Your objective
Sift the material for lines containing "Rssd", and return them.

Stored rows
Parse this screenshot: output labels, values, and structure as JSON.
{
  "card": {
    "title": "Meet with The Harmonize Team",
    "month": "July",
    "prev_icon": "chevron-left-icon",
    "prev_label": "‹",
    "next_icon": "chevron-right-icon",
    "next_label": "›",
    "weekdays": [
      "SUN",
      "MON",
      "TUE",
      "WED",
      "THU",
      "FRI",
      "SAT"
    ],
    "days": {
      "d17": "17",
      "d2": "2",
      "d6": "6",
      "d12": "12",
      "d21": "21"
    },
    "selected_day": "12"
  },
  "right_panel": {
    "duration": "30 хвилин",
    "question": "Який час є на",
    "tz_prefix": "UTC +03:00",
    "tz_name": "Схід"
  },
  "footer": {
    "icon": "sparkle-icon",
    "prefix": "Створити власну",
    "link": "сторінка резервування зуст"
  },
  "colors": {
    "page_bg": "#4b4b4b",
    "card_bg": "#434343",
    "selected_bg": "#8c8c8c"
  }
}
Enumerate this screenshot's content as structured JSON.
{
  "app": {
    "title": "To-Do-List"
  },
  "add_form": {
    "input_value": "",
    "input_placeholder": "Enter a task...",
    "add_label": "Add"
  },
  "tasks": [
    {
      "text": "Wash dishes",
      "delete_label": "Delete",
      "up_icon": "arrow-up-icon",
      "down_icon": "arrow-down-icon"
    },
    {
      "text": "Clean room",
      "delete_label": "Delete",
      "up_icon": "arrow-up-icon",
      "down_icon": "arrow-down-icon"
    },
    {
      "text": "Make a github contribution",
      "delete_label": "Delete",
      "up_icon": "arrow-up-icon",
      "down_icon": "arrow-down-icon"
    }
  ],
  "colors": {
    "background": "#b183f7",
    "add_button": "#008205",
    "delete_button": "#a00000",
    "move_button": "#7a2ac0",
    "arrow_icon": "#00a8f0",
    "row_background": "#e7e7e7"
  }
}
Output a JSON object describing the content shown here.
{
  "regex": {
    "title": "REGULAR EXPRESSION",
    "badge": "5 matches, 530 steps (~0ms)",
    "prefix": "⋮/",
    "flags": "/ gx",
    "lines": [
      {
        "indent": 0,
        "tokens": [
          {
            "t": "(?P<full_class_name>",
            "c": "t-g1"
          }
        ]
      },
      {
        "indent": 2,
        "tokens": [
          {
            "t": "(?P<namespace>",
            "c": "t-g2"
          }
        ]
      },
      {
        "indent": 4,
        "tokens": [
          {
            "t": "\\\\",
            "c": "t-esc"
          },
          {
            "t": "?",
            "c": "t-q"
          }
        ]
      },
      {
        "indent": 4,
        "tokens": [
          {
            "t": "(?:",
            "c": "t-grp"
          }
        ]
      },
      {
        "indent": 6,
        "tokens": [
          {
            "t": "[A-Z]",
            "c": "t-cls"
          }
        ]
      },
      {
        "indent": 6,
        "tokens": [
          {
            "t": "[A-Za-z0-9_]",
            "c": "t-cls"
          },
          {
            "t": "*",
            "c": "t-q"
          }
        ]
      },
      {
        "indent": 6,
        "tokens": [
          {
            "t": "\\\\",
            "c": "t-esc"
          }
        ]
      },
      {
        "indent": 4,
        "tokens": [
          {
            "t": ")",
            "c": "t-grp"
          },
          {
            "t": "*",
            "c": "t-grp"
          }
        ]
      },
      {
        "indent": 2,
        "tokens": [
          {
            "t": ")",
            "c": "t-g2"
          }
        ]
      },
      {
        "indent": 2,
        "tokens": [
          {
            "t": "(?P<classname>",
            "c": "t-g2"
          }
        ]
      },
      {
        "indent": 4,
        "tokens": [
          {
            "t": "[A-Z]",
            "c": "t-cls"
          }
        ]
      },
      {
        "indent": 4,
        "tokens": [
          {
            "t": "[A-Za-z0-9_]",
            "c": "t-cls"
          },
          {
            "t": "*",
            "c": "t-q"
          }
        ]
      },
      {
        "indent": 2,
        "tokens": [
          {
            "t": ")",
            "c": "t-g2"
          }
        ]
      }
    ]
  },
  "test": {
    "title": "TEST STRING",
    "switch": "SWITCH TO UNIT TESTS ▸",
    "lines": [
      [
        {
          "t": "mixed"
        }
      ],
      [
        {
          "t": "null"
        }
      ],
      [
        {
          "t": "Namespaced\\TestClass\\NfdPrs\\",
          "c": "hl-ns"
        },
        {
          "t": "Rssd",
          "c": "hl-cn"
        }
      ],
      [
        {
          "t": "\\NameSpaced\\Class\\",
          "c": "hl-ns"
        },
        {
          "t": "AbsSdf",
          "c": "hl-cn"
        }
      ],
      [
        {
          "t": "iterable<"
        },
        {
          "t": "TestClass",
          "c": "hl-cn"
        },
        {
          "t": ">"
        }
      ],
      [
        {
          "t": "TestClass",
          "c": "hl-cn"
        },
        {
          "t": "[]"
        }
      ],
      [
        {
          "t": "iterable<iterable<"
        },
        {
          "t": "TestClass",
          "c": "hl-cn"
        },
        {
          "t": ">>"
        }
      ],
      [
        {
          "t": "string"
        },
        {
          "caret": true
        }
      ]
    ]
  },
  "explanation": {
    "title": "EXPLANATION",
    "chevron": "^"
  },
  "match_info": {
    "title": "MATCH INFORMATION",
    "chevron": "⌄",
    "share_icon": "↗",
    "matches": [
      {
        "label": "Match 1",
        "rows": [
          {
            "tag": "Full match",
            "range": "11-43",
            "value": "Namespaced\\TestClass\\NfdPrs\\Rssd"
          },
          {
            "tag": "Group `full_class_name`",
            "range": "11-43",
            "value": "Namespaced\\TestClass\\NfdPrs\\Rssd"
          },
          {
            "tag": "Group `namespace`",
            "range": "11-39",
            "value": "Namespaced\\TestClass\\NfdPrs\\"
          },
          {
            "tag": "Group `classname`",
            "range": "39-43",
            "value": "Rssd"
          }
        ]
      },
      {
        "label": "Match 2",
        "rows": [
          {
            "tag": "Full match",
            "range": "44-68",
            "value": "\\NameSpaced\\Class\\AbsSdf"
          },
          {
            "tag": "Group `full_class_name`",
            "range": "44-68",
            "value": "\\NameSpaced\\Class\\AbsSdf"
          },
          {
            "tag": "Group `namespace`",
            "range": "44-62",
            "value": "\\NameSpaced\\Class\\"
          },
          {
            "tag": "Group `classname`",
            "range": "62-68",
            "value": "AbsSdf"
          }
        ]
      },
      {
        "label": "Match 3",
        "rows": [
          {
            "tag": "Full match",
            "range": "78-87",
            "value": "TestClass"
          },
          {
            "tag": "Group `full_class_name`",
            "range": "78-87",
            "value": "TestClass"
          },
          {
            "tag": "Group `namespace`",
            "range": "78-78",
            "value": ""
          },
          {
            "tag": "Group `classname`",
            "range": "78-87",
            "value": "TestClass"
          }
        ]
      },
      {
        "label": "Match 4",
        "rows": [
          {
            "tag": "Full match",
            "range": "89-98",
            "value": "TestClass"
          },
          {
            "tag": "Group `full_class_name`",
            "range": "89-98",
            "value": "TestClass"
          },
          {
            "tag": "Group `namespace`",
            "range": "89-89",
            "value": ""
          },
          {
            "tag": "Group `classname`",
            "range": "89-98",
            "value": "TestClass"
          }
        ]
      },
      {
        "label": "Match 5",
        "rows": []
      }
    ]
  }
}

Task solution
          "t": "Rssd",
            "value": "Namespaced\\TestClass\\NfdPrs\\Rssd"
            "value": "Namespaced\\TestClass\\NfdPrs\\Rssd"
            "value": "Rssd"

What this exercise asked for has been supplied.